- _Given exercise_
Work out how many lines of the data hold the string "States", and reply with that number alone.

- _Dataset entries_

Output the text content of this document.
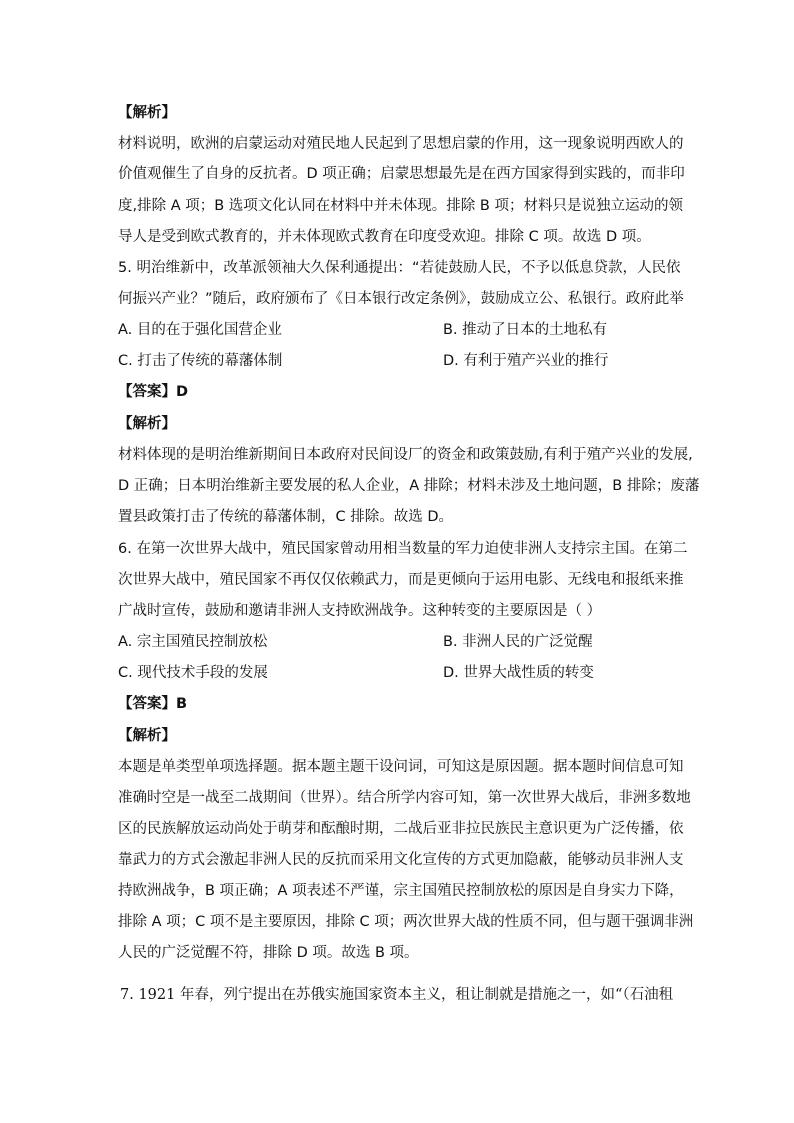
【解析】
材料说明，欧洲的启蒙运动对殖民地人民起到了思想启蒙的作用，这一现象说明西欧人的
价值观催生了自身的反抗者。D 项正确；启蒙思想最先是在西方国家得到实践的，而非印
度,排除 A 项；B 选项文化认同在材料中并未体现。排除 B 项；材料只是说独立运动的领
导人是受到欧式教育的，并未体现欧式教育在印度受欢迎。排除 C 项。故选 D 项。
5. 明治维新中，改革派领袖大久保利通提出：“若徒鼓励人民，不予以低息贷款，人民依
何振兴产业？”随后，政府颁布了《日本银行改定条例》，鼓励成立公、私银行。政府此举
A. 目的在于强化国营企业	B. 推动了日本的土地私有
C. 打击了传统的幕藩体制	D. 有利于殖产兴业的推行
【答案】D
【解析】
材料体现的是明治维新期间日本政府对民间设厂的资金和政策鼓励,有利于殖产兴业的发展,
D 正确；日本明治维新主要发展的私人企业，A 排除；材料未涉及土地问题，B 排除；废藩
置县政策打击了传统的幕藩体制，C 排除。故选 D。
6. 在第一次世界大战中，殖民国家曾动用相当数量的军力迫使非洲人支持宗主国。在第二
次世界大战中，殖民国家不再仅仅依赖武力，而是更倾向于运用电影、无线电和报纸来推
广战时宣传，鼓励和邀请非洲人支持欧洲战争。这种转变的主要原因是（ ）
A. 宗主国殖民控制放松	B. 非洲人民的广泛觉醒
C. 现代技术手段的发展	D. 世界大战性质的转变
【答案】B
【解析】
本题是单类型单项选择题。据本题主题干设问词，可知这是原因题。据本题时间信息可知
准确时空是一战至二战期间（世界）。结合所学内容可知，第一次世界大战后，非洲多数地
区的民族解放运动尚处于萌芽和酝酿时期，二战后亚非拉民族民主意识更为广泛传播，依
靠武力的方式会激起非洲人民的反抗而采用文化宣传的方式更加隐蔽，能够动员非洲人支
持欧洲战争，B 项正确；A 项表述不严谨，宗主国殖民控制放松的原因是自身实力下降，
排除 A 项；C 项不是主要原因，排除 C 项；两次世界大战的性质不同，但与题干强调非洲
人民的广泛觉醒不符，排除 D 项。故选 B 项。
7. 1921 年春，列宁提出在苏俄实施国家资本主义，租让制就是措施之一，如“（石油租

==

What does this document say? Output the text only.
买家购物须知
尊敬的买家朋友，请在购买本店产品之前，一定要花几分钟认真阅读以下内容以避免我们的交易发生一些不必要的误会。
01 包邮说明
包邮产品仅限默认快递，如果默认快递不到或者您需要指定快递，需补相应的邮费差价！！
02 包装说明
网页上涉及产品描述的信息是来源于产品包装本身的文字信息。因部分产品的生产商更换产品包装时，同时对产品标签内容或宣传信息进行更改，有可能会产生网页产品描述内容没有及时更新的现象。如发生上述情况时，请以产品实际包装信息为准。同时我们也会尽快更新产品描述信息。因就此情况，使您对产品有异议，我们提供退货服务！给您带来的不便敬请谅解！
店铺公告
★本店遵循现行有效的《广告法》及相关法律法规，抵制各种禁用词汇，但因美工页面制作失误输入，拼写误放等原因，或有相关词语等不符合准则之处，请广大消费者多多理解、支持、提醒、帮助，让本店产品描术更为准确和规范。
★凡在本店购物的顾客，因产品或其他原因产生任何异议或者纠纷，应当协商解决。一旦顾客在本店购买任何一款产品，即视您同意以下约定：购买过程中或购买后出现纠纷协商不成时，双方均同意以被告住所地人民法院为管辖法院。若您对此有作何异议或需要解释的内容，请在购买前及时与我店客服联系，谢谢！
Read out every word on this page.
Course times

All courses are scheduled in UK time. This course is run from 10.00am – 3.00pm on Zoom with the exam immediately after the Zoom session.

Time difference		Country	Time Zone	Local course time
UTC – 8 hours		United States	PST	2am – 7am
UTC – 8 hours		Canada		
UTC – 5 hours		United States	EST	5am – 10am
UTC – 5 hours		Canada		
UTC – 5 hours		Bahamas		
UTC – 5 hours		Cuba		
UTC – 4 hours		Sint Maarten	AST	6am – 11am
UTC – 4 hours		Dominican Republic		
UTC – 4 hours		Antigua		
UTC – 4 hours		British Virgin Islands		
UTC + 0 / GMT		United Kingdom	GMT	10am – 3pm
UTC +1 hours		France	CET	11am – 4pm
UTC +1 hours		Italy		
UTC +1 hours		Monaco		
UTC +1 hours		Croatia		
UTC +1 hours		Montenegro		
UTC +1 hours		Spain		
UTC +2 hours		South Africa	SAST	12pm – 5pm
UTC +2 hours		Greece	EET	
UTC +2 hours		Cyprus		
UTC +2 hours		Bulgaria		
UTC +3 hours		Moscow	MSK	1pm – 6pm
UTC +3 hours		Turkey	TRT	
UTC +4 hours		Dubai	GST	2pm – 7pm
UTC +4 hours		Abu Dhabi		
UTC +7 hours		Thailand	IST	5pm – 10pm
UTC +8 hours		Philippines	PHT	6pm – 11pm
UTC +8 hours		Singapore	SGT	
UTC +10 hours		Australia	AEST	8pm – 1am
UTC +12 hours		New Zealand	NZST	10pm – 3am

- _Problem solution_
2